Extracted records
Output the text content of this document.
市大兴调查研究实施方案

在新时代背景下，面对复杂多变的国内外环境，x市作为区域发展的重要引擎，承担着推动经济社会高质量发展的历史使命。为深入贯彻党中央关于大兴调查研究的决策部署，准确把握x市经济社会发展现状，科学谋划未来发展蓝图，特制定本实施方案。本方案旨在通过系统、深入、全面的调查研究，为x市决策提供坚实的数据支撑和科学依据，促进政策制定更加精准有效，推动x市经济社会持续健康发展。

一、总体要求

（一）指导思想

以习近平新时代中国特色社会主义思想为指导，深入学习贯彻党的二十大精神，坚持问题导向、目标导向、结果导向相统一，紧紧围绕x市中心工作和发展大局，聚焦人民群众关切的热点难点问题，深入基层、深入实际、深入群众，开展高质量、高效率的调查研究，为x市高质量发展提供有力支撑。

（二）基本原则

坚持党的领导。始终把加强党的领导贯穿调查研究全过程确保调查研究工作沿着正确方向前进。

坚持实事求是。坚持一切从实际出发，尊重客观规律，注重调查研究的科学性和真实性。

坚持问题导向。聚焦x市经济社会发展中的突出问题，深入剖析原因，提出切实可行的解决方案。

* * *

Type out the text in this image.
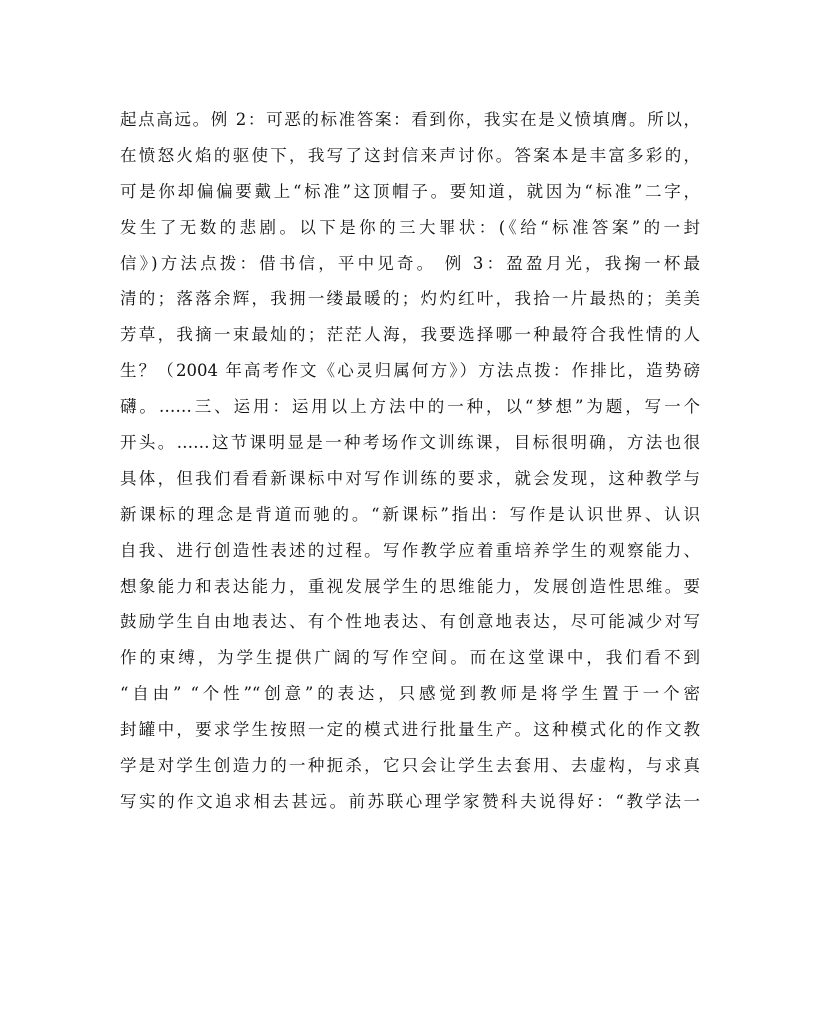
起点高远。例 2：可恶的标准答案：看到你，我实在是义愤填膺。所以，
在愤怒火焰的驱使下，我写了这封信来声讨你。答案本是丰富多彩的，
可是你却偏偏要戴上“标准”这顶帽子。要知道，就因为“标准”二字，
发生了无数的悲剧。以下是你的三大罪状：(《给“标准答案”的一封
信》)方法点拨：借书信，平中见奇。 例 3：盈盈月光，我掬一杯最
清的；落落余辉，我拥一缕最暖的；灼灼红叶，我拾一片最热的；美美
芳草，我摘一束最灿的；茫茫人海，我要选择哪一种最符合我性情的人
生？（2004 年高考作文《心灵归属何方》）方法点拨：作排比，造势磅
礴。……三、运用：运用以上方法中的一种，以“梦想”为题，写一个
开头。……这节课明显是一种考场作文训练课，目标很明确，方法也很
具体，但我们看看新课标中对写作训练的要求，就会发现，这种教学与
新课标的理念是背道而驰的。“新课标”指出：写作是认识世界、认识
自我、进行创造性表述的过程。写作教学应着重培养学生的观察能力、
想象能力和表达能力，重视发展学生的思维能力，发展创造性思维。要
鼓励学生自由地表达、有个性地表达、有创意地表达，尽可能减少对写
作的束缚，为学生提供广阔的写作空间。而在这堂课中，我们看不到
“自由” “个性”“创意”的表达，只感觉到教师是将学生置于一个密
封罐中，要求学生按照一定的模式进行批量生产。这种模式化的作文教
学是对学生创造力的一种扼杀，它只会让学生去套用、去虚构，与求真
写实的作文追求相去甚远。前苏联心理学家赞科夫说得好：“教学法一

...

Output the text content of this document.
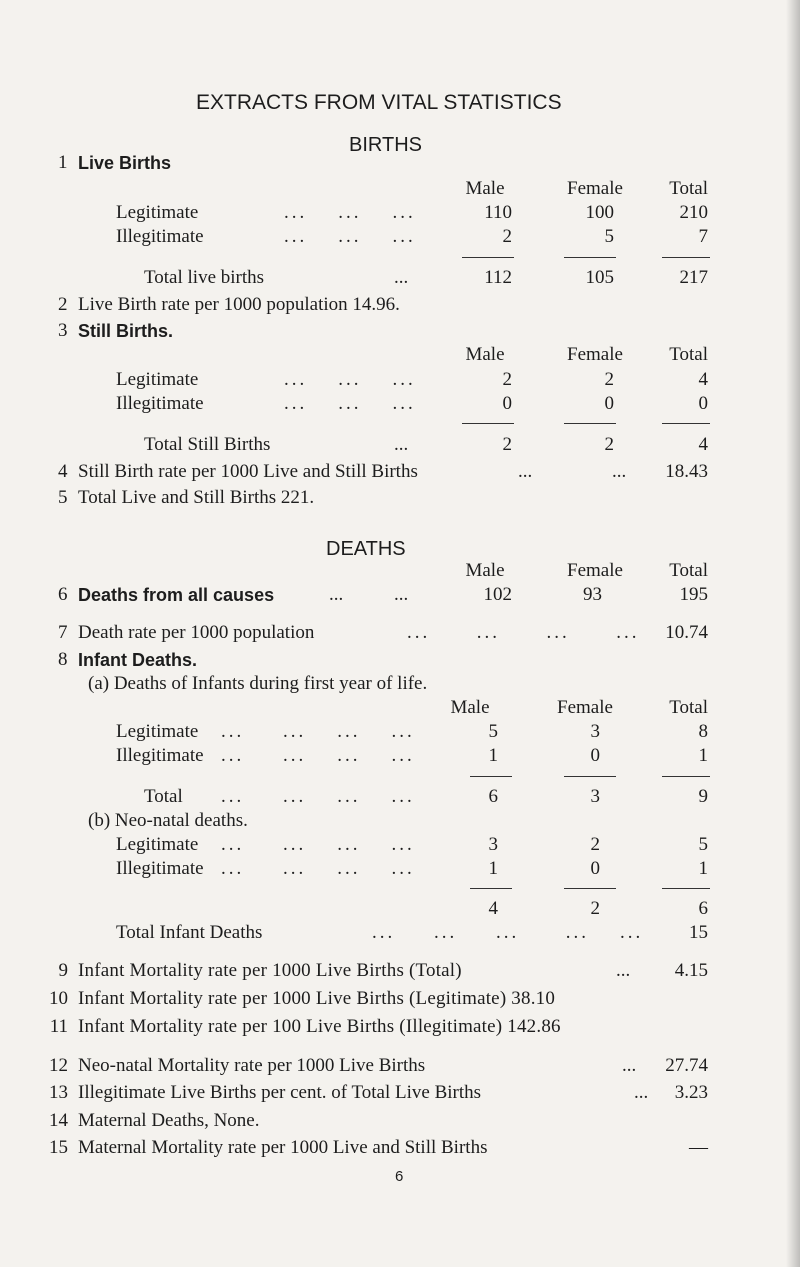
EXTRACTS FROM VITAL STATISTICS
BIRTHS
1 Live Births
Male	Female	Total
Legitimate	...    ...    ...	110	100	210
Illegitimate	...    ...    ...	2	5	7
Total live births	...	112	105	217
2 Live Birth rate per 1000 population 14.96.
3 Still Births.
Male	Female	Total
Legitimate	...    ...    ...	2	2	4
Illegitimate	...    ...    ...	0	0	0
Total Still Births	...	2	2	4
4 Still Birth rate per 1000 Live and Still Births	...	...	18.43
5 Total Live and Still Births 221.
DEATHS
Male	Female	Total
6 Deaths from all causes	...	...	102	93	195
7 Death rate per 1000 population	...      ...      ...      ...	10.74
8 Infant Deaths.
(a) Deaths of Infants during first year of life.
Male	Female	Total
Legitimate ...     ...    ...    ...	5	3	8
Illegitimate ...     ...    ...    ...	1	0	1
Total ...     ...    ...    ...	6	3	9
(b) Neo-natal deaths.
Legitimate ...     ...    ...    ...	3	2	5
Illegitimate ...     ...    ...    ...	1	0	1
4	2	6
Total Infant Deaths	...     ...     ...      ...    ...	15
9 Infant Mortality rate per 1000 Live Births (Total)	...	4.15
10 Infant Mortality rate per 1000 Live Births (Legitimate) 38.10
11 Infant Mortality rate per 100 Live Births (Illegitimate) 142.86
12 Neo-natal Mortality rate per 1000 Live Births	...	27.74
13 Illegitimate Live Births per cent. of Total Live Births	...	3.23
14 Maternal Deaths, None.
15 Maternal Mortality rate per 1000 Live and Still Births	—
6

TASK TO CARRY OUT: Work out how many lines in the entries hold the string "Maternal". Your answer should consist solely of that number.

TASK OUTPUT: 2